Extract provided:
BEGIN

Currently, more than 200 countries and around 125,000 food facilities and farms supply approximately 32 percent of fresh vegetables, 55 percent of fresh fruit and 94 percent of the seafood consumed in the US annually.
But the increasingly globalized and complex marketplace has also placed new challenges on the US food safety system.
FDA’s imported food safety goals include preventing food safety problems in the foreign supply chain prior to entry into the US, effectively detecting and refusing entry of unsafe foods at the border and rapidly responding when the FDA learns of unsafe imported foods. An overarching fourth goal is to create an effective and efficient food import program.
“We’re taking an important, new step to communicate how the FDA intends to use our modern toolkit by introducing a new, comprehensive, imported food safety strategy to address these challenges and opportunities,” says FDA Commissioner, Scott Gottlieb. “To achieve our first goal of preventing imported safety problems prior to entry into the US, we’ll take new steps to continue to ensure that food offered for import meets the same standards as domestically produced food.”

END

Recorded data:
BEGIN

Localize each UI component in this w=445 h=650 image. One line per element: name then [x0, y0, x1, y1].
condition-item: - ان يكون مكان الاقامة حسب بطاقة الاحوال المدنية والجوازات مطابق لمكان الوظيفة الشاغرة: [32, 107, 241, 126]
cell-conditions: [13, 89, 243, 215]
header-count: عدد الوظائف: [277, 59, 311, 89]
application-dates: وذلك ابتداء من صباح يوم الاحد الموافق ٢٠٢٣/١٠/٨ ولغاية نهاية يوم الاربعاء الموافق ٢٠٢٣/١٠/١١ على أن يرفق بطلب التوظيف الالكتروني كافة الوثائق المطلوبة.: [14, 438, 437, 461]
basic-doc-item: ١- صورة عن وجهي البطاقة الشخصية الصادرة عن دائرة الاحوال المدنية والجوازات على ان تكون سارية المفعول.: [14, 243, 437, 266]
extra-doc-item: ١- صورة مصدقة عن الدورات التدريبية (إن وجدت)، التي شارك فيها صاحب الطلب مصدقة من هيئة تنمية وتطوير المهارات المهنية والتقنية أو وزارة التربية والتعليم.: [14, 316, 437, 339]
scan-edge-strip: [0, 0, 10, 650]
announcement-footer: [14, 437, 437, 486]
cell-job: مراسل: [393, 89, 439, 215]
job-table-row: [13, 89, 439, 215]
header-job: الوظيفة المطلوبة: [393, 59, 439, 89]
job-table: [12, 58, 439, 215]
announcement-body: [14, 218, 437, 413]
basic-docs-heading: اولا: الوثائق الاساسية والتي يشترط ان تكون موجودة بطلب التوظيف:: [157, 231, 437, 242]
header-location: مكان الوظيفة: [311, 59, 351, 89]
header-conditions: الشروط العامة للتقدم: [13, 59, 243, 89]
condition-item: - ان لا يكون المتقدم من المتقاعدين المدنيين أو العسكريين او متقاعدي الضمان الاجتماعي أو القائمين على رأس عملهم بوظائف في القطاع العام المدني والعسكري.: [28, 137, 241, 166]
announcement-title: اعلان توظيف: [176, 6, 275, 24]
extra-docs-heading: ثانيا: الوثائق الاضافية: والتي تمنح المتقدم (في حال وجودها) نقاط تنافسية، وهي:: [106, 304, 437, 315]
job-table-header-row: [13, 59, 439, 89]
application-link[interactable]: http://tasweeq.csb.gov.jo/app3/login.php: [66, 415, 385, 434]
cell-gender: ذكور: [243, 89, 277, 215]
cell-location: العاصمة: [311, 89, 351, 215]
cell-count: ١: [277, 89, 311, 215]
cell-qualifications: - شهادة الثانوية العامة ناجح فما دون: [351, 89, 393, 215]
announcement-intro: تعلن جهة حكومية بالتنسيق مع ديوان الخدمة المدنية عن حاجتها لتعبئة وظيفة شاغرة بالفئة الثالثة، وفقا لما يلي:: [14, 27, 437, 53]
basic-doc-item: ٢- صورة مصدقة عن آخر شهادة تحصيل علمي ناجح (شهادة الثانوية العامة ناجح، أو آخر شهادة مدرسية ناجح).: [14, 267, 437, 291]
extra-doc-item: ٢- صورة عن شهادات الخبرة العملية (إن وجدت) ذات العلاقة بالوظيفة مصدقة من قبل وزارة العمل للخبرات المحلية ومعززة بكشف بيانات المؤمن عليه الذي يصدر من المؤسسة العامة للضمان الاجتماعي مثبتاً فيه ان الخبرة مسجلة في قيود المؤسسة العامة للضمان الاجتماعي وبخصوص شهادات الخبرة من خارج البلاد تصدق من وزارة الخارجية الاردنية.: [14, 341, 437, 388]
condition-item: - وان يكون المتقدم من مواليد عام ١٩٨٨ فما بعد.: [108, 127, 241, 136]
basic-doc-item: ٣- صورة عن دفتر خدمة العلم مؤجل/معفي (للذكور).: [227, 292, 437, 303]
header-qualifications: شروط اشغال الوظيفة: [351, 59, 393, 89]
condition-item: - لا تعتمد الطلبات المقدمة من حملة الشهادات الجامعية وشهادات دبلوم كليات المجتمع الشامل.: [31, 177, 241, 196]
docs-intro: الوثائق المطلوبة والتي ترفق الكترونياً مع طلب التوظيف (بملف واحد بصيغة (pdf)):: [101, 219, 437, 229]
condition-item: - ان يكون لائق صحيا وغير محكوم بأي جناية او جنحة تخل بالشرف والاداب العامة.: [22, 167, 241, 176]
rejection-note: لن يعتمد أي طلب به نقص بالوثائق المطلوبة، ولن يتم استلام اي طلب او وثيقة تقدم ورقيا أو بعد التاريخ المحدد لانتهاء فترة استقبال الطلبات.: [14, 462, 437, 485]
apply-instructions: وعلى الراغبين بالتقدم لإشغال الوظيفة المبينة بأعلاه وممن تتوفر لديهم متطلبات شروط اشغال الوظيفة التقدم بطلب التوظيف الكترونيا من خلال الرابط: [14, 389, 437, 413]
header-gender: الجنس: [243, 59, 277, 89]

END

Written task: In the passage on the FDA's imported food safety strategy, what share of the seafood consumed in the US each year comes from the more than 200 countries and roughly 125,000 food facilities and farms?

Task response: About 94 percent.